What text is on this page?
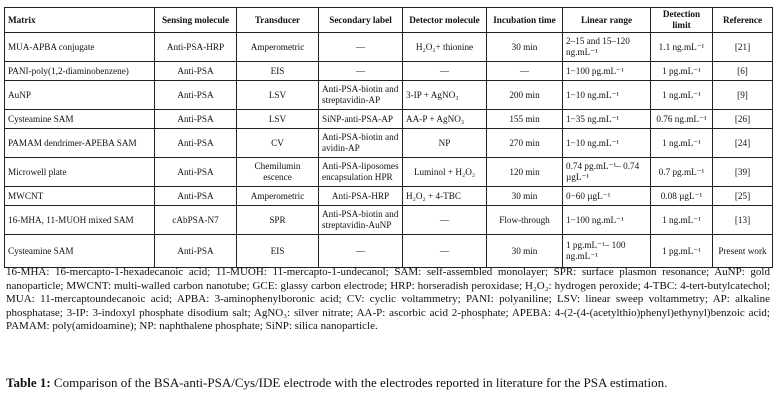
Matrix	Sensing molecule	Transducer	Secondary label	Detector molecule	Incubation time	Linear range	Detection limit	Reference
MUA-APBA conjugate	Anti-PSA-HRP	Amperometric	—	H₂O₂+ thionine	30 min	2–15 and 15–120 ng.mL⁻¹	1.1 ng.mL⁻¹	[21]
PANI-poly(1,2-diaminobenzene)	Anti-PSA	EIS	—	—	—	1−100 pg.mL⁻¹	1 pg.mL⁻¹	[6]
AuNP	Anti-PSA	LSV	Anti-PSA-biotin and streptavidin-AP	3-IP + AgNO₃	200 min	1−10 ng.mL⁻¹	1 ng.mL⁻¹	[9]
Cysteamine SAM	Anti-PSA	LSV	SiNP-anti-PSA-AP	AA-P + AgNO₃	155 min	1−35 ng.mL⁻¹	0.76 ng.mL⁻¹	[26]
PAMAM dendrimer-APEBA SAM	Anti-PSA	CV	Anti-PSA-biotin and avidin-AP	NP	270 min	1−10 ng.mL⁻¹	1 ng.mL⁻¹	[24]
Microwell plate	Anti-PSA	Chemilumin escence	Anti-PSA-liposomes encapsulation HPR	Luminol + H₂O₂	120 min	0.74 pg.mL⁻¹– 0.74 µgL⁻¹	0.7 pg.mL⁻¹	[39]
MWCNT	Anti-PSA	Amperometric	Anti-PSA-HRP	H₂O₂ + 4-TBC	30 min	0−60 µgL⁻¹	0.08 µgL⁻¹	[25]
16-MHA, 11-MUOH mixed SAM	cAbPSA-N7	SPR	Anti-PSA-biotin and streptavidin-AuNP	—	Flow-through	1−100 ng.mL⁻¹	1 ng.mL⁻¹	[13]
Cysteamine SAM	Anti-PSA	EIS	—	—	30 min	1 pg.mL⁻¹– 100 ng.mL⁻¹	1 pg.mL⁻¹	Present work
16-MHA: 16-mercapto-1-hexadecanoic acid; 11-MUOH: 11-mercapto-1-undecanol; SAM: self-assembled monolayer; SPR: surface plasmon resonance; AuNP: gold nanoparticle; MWCNT: multi-walled carbon nanotube; GCE: glassy carbon electrode; HRP: horseradish peroxidase; H₂O₂: hydrogen peroxide; 4-TBC: 4-tert-butylcatechol; MUA: 11-mercaptoundecanoic acid; APBA: 3-aminophenylboronic acid; CV: cyclic voltammetry; PANI: polyaniline; LSV: linear sweep voltammetry; AP: alkaline phosphatase; 3-IP: 3-indoxyl phosphate disodium salt; AgNO₃: silver nitrate; AA-P: ascorbic acid 2-phosphate; APEBA: 4-(2-(4-(acetylthio)phenyl)ethynyl)benzoic acid; PAMAM: poly(amidoamine); NP: naphthalene phosphate; SiNP: silica nanoparticle.
Table 1: Comparison of the BSA-anti-PSA/Cys/IDE electrode with the electrodes reported in literature for the PSA estimation.
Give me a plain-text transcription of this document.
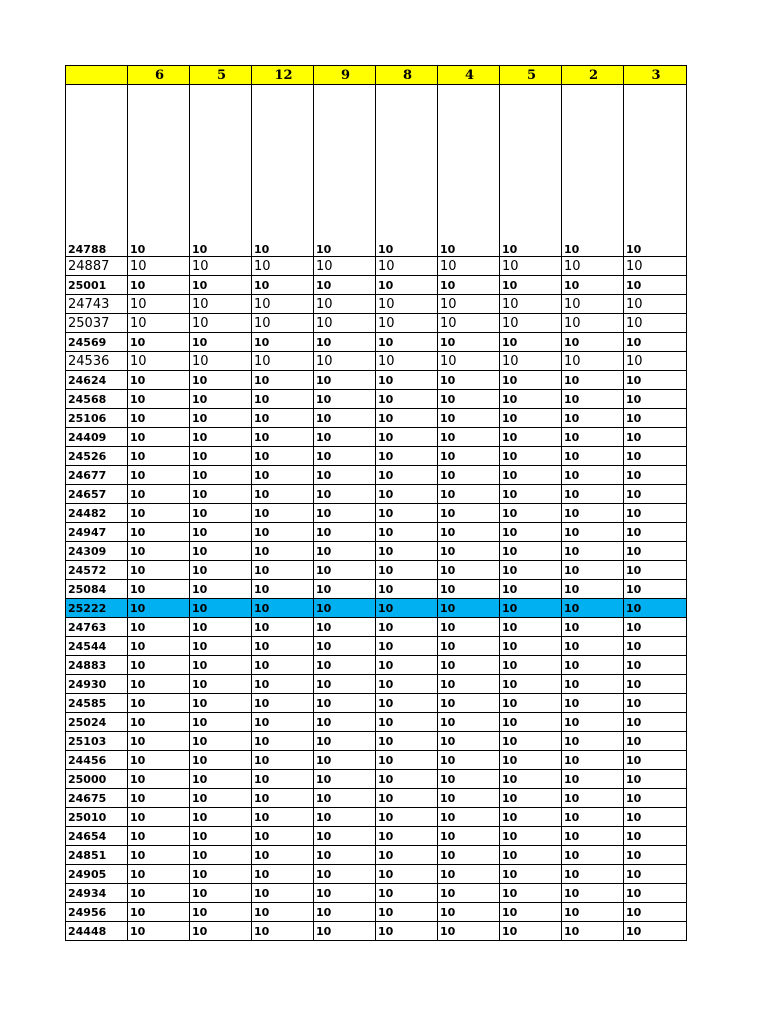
	6	5	12	9	8	4	5	2	3
24788	10	10	10	10	10	10	10	10	10
24887	10	10	10	10	10	10	10	10	10
25001	10	10	10	10	10	10	10	10	10
24743	10	10	10	10	10	10	10	10	10
25037	10	10	10	10	10	10	10	10	10
24569	10	10	10	10	10	10	10	10	10
24536	10	10	10	10	10	10	10	10	10
24624	10	10	10	10	10	10	10	10	10
24568	10	10	10	10	10	10	10	10	10
25106	10	10	10	10	10	10	10	10	10
24409	10	10	10	10	10	10	10	10	10
24526	10	10	10	10	10	10	10	10	10
24677	10	10	10	10	10	10	10	10	10
24657	10	10	10	10	10	10	10	10	10
24482	10	10	10	10	10	10	10	10	10
24947	10	10	10	10	10	10	10	10	10
24309	10	10	10	10	10	10	10	10	10
24572	10	10	10	10	10	10	10	10	10
25084	10	10	10	10	10	10	10	10	10
25222	10	10	10	10	10	10	10	10	10
24763	10	10	10	10	10	10	10	10	10
24544	10	10	10	10	10	10	10	10	10
24883	10	10	10	10	10	10	10	10	10
24930	10	10	10	10	10	10	10	10	10
24585	10	10	10	10	10	10	10	10	10
25024	10	10	10	10	10	10	10	10	10
25103	10	10	10	10	10	10	10	10	10
24456	10	10	10	10	10	10	10	10	10
25000	10	10	10	10	10	10	10	10	10
24675	10	10	10	10	10	10	10	10	10
25010	10	10	10	10	10	10	10	10	10
24654	10	10	10	10	10	10	10	10	10
24851	10	10	10	10	10	10	10	10	10
24905	10	10	10	10	10	10	10	10	10
24934	10	10	10	10	10	10	10	10	10
24956	10	10	10	10	10	10	10	10	10
24448	10	10	10	10	10	10	10	10	10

◆ ◆ ◆ ◆

**Task details**
Scan the entries above for the word "AgNO₃" and collect each line holding it.

**Full response**
AuNP	Anti-PSA	LSV	Anti-PSA-biotin and streptavidin-AP	3-IP + AgNO₃	200 min	1−10 ng.mL⁻¹	1 ng.mL⁻¹	[9]
Cysteamine SAM	Anti-PSA	LSV	SiNP-anti-PSA-AP	AA-P + AgNO₃	155 min	1−35 ng.mL⁻¹	0.76 ng.mL⁻¹	[26]
16-MHA: 16-mercapto-1-hexadecanoic acid; 11-MUOH: 11-mercapto-1-undecanol; SAM: self-assembled monolayer; SPR: surface plasmon resonance; AuNP: gold nanoparticle; MWCNT: multi-walled carbon nanotube; GCE: glassy carbon electrode; HRP: horseradish peroxidase; H₂O₂: hydrogen peroxide; 4-TBC: 4-tert-butylcatechol; MUA: 11-mercaptoundecanoic acid; APBA: 3-aminophenylboronic acid; CV: cyclic voltammetry; PANI: polyaniline; LSV: linear sweep voltammetry; AP: alkaline phosphatase; 3-IP: 3-indoxyl phosphate disodium salt; AgNO₃: silver nitrate; AA-P: ascorbic acid 2-phosphate; APEBA: 4-(2-(4-(acetylthio)phenyl)ethynyl)benzoic acid; PAMAM: poly(amidoamine); NP: naphthalene phosphate; SiNP: silica nanoparticle.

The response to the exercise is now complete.